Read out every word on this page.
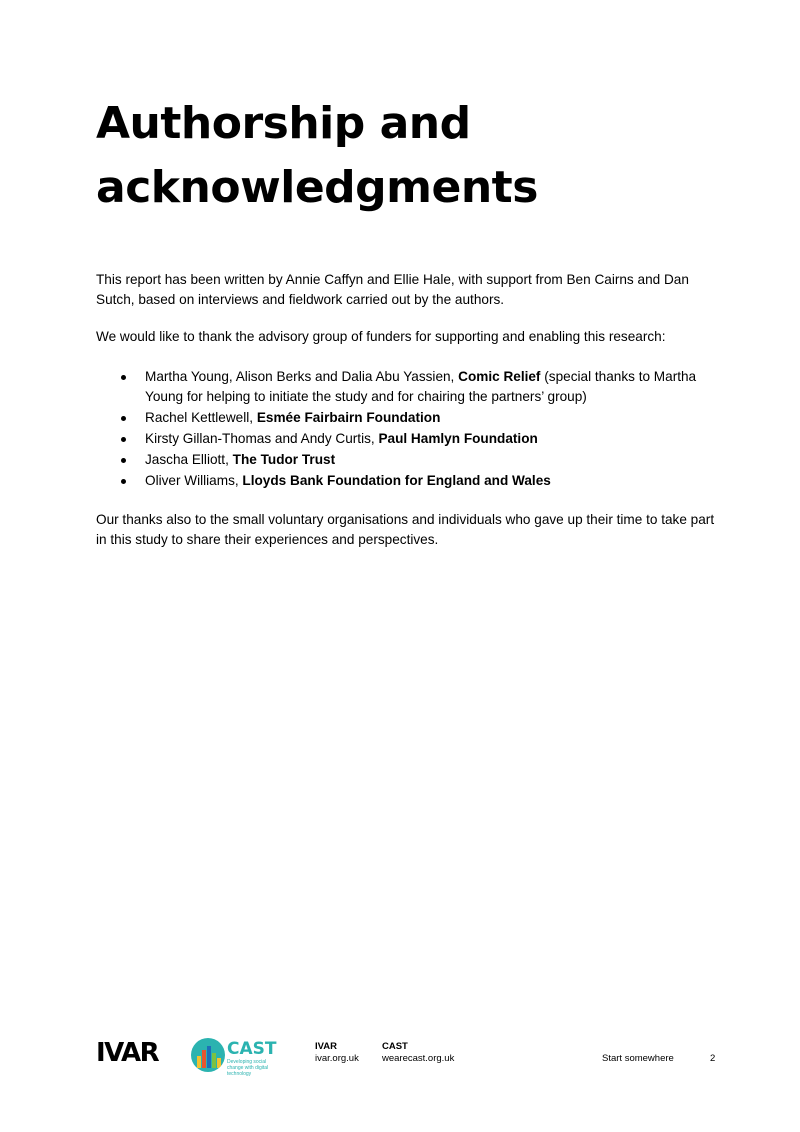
Authorship and
acknowledgments

This report has been written by Annie Caffyn and Ellie Hale, with support from Ben Cairns and Dan Sutch, based on interviews and fieldwork carried out by the authors.

We would like to thank the advisory group of funders for supporting and enabling this research:

Martha Young, Alison Berks and Dalia Abu Yassien, Comic Relief (special thanks to Martha Young for helping to initiate the study and for chairing the partners’ group)
Rachel Kettlewell, Esmée Fairbairn Foundation
Kirsty Gillan-Thomas and Andy Curtis, Paul Hamlyn Foundation
Jascha Elliott, The Tudor Trust
Oliver Williams, Lloyds Bank Foundation for England and Wales

Our thanks also to the small voluntary organisations and individuals who gave up their time to take part in this study to share their experiences and perspectives.

IVAR	CAST
Developing social change with digital technology
IVAR
ivar.org.uk
CAST
wearecast.org.uk	Start somewhere	2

Goal –
Reproduce the material above verbatim; omit every picture.

Result of this exercise –
Read out every word on this page.
Authorship and
acknowledgments

This report has been written by Annie Caffyn and Ellie Hale, with support from Ben Cairns and Dan Sutch, based on interviews and fieldwork carried out by the authors.

We would like to thank the advisory group of funders for supporting and enabling this research:

Martha Young, Alison Berks and Dalia Abu Yassien, Comic Relief (special thanks to Martha Young for helping to initiate the study and for chairing the partners’ group)
Rachel Kettlewell, Esmée Fairbairn Foundation
Kirsty Gillan-Thomas and Andy Curtis, Paul Hamlyn Foundation
Jascha Elliott, The Tudor Trust
Oliver Williams, Lloyds Bank Foundation for England and Wales

Our thanks also to the small voluntary organisations and individuals who gave up their time to take part in this study to share their experiences and perspectives.

IVAR	CAST
Developing social change with digital technology
IVAR
ivar.org.uk
CAST
wearecast.org.uk	Start somewhere	2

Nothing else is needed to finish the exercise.